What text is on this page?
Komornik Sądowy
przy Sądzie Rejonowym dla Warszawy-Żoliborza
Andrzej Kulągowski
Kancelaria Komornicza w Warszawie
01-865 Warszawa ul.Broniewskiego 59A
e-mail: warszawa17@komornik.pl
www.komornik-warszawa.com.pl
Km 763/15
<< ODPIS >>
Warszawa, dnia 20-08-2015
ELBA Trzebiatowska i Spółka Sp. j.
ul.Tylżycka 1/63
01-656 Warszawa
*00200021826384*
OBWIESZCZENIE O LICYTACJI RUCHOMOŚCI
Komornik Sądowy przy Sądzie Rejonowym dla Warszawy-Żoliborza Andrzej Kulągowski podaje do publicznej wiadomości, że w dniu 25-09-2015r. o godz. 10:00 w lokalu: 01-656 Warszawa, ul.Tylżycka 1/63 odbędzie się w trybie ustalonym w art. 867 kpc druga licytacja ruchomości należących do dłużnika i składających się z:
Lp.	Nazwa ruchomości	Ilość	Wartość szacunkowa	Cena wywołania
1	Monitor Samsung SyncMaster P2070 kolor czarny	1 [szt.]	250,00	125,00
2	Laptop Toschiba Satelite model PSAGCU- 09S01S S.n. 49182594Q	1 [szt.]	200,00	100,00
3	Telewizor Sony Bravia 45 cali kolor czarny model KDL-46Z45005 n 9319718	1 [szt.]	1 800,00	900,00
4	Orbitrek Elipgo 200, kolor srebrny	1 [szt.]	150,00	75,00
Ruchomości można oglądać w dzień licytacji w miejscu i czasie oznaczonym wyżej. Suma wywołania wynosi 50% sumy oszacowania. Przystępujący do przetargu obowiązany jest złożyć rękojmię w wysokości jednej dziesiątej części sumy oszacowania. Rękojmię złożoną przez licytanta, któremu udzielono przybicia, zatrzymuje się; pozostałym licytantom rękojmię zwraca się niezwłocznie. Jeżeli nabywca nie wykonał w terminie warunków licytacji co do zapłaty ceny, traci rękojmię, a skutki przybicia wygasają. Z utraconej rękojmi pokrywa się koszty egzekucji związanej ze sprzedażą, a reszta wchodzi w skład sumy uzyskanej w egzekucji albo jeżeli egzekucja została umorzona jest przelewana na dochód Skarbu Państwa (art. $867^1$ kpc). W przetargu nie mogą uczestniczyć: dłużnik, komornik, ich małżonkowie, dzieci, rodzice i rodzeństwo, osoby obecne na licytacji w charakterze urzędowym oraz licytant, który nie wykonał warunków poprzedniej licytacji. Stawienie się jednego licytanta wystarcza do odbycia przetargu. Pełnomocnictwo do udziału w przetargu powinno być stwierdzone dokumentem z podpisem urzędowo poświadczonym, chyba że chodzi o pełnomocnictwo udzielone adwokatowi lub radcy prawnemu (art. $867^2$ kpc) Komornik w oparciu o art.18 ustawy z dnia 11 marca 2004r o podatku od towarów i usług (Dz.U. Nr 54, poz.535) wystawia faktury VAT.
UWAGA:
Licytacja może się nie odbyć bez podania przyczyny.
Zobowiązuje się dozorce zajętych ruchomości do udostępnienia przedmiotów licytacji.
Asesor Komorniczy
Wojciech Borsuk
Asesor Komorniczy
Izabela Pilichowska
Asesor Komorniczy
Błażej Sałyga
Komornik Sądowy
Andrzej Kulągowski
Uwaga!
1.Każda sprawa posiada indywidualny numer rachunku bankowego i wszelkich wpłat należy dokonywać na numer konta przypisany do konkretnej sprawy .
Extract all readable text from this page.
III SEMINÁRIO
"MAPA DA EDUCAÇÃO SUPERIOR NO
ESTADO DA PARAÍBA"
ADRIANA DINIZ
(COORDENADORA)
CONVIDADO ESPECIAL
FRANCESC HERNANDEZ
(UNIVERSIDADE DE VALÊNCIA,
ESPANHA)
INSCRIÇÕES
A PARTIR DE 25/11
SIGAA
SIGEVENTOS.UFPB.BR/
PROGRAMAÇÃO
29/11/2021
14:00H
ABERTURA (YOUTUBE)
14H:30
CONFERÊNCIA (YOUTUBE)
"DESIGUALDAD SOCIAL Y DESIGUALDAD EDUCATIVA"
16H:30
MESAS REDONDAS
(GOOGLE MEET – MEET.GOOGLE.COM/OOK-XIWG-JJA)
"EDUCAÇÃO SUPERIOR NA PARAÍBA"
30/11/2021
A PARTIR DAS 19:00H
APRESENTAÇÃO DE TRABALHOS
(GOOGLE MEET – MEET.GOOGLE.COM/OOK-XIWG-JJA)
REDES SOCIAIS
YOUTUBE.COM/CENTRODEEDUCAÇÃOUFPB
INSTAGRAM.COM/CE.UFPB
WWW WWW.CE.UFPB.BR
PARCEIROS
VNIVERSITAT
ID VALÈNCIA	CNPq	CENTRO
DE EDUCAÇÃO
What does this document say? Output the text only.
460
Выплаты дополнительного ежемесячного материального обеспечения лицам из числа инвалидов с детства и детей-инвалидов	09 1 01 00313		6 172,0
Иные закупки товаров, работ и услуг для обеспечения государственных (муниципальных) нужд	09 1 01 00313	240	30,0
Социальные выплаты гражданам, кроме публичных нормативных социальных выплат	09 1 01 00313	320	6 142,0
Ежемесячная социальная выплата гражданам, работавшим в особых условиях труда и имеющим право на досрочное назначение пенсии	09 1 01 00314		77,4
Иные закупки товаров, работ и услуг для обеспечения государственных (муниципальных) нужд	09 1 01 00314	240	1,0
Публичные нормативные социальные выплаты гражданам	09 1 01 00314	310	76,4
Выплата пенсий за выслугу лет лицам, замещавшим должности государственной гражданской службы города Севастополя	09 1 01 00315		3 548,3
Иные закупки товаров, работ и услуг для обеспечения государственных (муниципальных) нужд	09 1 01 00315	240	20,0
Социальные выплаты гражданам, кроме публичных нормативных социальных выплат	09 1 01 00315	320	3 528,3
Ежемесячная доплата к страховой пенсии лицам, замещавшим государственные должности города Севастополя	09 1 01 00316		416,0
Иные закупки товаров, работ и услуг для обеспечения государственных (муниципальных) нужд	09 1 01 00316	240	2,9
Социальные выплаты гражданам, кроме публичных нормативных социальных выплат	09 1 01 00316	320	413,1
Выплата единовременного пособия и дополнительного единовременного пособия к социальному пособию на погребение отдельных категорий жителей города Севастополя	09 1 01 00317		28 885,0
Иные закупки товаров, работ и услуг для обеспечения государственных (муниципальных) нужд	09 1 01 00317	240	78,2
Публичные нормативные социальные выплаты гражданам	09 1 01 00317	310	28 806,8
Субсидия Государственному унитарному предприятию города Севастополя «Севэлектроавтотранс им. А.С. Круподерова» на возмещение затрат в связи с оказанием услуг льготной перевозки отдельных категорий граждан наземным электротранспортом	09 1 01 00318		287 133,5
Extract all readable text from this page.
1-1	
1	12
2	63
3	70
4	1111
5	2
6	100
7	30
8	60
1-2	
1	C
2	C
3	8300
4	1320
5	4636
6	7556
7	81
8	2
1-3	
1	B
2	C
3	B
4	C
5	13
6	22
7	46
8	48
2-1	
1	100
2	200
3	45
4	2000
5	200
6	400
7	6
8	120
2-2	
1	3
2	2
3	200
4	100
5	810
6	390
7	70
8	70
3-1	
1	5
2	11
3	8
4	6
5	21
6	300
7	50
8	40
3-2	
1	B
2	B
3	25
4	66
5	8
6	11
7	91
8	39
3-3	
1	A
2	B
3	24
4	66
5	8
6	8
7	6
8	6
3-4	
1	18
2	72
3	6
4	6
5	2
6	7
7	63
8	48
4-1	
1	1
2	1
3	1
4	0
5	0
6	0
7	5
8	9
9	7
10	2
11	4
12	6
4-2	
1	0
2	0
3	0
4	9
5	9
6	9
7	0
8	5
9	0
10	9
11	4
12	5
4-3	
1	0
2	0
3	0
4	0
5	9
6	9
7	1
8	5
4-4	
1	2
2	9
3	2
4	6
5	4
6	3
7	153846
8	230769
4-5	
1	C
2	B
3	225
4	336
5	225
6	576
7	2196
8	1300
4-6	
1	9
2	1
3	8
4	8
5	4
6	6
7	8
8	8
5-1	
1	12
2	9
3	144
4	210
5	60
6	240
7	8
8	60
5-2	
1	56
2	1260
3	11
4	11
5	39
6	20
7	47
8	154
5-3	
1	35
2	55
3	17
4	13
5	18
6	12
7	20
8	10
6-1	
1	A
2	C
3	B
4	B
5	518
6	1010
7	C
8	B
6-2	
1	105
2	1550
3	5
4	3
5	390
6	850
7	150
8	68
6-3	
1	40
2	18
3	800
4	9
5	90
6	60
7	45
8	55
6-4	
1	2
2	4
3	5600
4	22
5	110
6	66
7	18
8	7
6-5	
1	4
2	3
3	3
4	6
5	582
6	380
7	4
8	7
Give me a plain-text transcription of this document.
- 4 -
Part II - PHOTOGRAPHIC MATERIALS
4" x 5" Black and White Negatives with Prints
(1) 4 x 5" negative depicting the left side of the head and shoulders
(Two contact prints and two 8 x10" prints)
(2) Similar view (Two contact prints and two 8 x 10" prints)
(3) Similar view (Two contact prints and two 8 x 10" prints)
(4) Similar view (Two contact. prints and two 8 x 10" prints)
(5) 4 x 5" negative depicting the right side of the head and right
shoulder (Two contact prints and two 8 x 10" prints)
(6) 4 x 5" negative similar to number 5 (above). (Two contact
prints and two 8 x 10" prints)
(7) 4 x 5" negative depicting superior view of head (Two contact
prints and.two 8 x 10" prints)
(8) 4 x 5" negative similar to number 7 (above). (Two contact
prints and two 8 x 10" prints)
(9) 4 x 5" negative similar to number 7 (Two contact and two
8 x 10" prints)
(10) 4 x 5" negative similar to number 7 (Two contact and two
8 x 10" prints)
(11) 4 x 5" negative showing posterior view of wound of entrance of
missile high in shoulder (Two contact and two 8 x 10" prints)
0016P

####################

Copy every line of the records above that contains "отдельных".

Выплата единовременного пособия и дополнительного единовременного пособия к социальному пособию на погребение отдельных категорий жителей города Севастополя	09 1 01 00317		28 885,0
Субсидия Государственному унитарному предприятию города Севастополя «Севэлектроавтотранс им. А.С. Круподерова» на возмещение затрат в связи с оказанием услуг льготной перевозки отдельных категорий граждан наземным электротранспортом	09 1 01 00318		287 133,5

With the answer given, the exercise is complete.